- _PROVIDED ENTRIES_:
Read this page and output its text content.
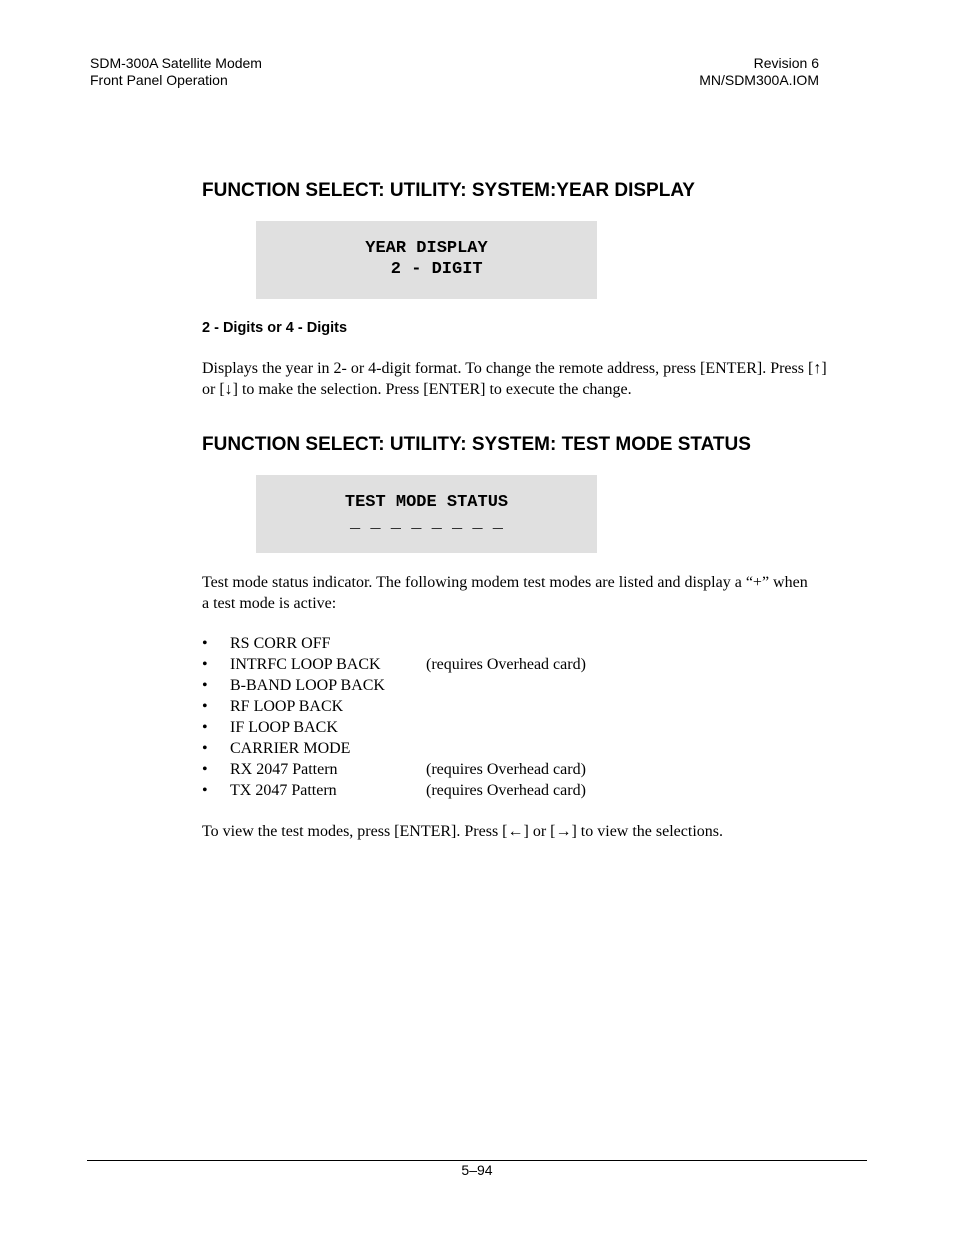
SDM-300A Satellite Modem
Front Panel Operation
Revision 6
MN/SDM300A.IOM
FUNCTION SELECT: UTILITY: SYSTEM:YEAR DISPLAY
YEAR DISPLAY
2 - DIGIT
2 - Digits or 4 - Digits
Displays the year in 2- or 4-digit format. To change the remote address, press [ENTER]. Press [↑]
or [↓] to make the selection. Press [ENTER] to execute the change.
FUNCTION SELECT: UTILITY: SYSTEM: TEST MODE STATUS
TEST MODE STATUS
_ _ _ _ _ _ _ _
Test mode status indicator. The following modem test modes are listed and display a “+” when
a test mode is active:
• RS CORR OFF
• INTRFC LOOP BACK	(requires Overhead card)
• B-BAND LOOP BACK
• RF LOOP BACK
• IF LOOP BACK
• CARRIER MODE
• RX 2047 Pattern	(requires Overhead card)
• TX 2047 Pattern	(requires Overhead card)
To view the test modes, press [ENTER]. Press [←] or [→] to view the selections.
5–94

- _WRITTEN REQUEST_: Reproduce the data word for word, excluding its pictures.

- _FINAL RESULT_:
Read this page and output its text content.
SDM-300A Satellite Modem
Front Panel Operation
Revision 6
MN/SDM300A.IOM
FUNCTION SELECT: UTILITY: SYSTEM:YEAR DISPLAY
YEAR DISPLAY
2 - DIGIT
2 - Digits or 4 - Digits
Displays the year in 2- or 4-digit format. To change the remote address, press [ENTER]. Press [↑]
or [↓] to make the selection. Press [ENTER] to execute the change.
FUNCTION SELECT: UTILITY: SYSTEM: TEST MODE STATUS
TEST MODE STATUS
_ _ _ _ _ _ _ _
Test mode status indicator. The following modem test modes are listed and display a “+” when
a test mode is active:
• RS CORR OFF
• INTRFC LOOP BACK	(requires Overhead card)
• B-BAND LOOP BACK
• RF LOOP BACK
• IF LOOP BACK
• CARRIER MODE
• RX 2047 Pattern	(requires Overhead card)
• TX 2047 Pattern	(requires Overhead card)
To view the test modes, press [ENTER]. Press [←] or [→] to view the selections.
5–94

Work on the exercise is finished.